> **Given exercise**: Copy exactly the lines from the one containing "What's the underlying" through the last line of the records below, including both, and leave out any pictures.

Records excerpted from a collection:
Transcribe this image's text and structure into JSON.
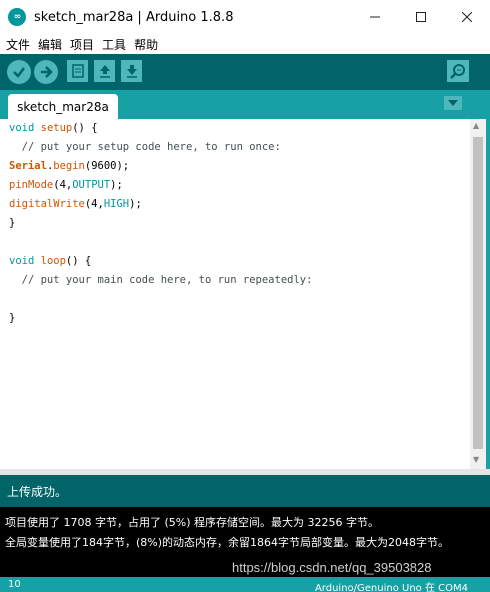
{
  "window": {
    "title": "sketch_mar28a | Arduino 1.8.8",
    "logo_text": "∞"
  },
  "menu": {
    "items": [
      "文件",
      "编辑",
      "项目",
      "工具",
      "帮助"
    ]
  },
  "toolbar": {
    "buttons": [
      "verify-icon",
      "upload-icon",
      "new-icon",
      "open-icon",
      "save-icon",
      "serial-monitor-icon"
    ]
  },
  "tabs": [
    {
      "label": "sketch_mar28a",
      "active": true
    }
  ],
  "editor": {
    "lines": [
      "void setup() {",
      "  // put your setup code here, to run once:",
      "Serial.begin(9600);",
      "pinMode(4,OUTPUT);",
      "digitalWrite(4,HIGH);",
      "}",
      "",
      "void loop() {",
      "  // put your main code here, to run repeatedly:",
      "",
      "}"
    ]
  },
  "status": {
    "message": "上传成功。"
  },
  "console": {
    "lines": [
      "项目使用了 1708 字节，占用了 (5%) 程序存储空间。最大为 32256 字节。",
      "全局变量使用了184字节，(8%)的动态内存，余留1864字节局部变量。最大为2048字节。"
    ]
  },
  "watermark": "https://blog.csdn.net/qq_39503828",
  "footer": {
    "line_number": "10",
    "board": "Arduino/Genuino Uno 在 COM4"
  },
  "colors": {
    "toolbar": "#006468",
    "tabbar": "#17a1a5",
    "button": "#4db7bb",
    "console_bg": "#000000"
  }
}
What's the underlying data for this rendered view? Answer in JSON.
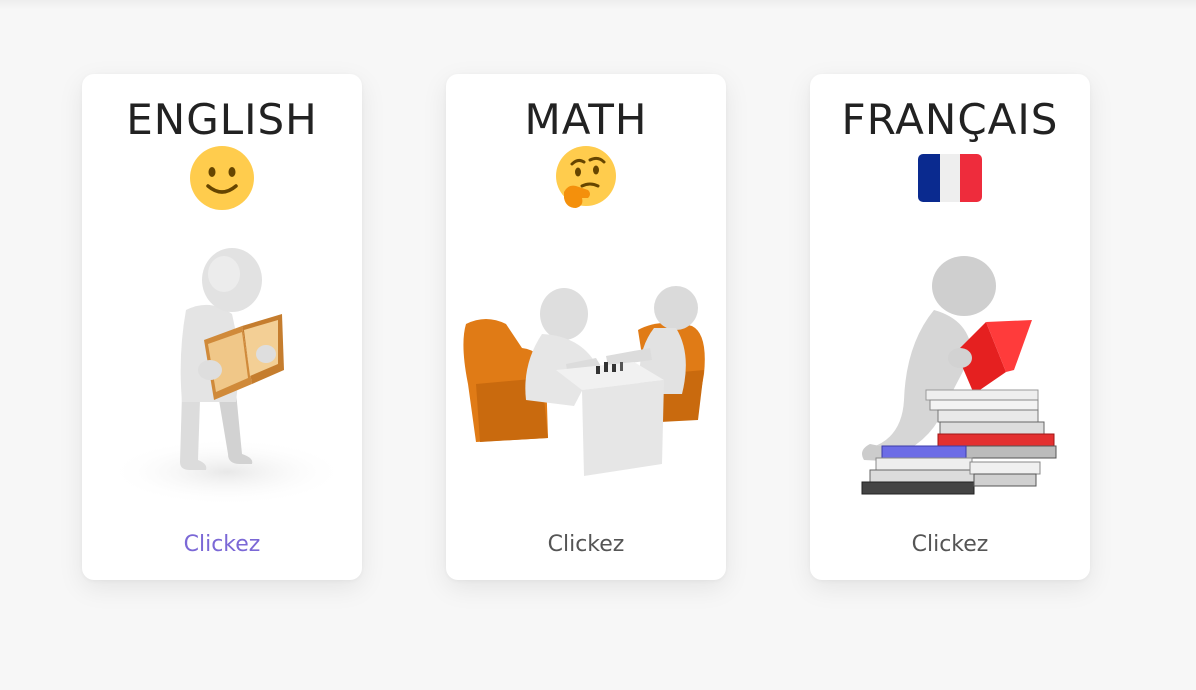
{
  "cards": [
    {
      "title": "ENGLISH",
      "emoji": "slightly-smiling-face-icon",
      "illustration": "person-reading-book",
      "cta": "Clickez",
      "cta_color": "#7b68d6"
    },
    {
      "title": "MATH",
      "emoji": "thinking-face-icon",
      "illustration": "people-playing-chess",
      "cta": "Clickez",
      "cta_color": "#555555"
    },
    {
      "title": "FRANÇAIS",
      "emoji": "france-flag-icon",
      "illustration": "person-with-book-stack",
      "cta": "Clickez",
      "cta_color": "#555555"
    }
  ],
  "colors": {
    "background": "#f7f7f7",
    "card": "#ffffff",
    "title": "#222222",
    "accent": "#7b68d6",
    "flag_blue": "#0a2a8f",
    "flag_red": "#ee2c3c"
  }
}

> **Task response**:
What's the underlying data for this rendered view? Answer in JSON.
{
  "cards": [
    {
      "title": "ENGLISH",
      "emoji": "slightly-smiling-face-icon",
      "illustration": "person-reading-book",
      "cta": "Clickez",
      "cta_color": "#7b68d6"
    },
    {
      "title": "MATH",
      "emoji": "thinking-face-icon",
      "illustration": "people-playing-chess",
      "cta": "Clickez",
      "cta_color": "#555555"
    },
    {
      "title": "FRANÇAIS",
      "emoji": "france-flag-icon",
      "illustration": "person-with-book-stack",
      "cta": "Clickez",
      "cta_color": "#555555"
    }
  ],
  "colors": {
    "background": "#f7f7f7",
    "card": "#ffffff",
    "title": "#222222",
    "accent": "#7b68d6",
    "flag_blue": "#0a2a8f",
    "flag_red": "#ee2c3c"
  }
}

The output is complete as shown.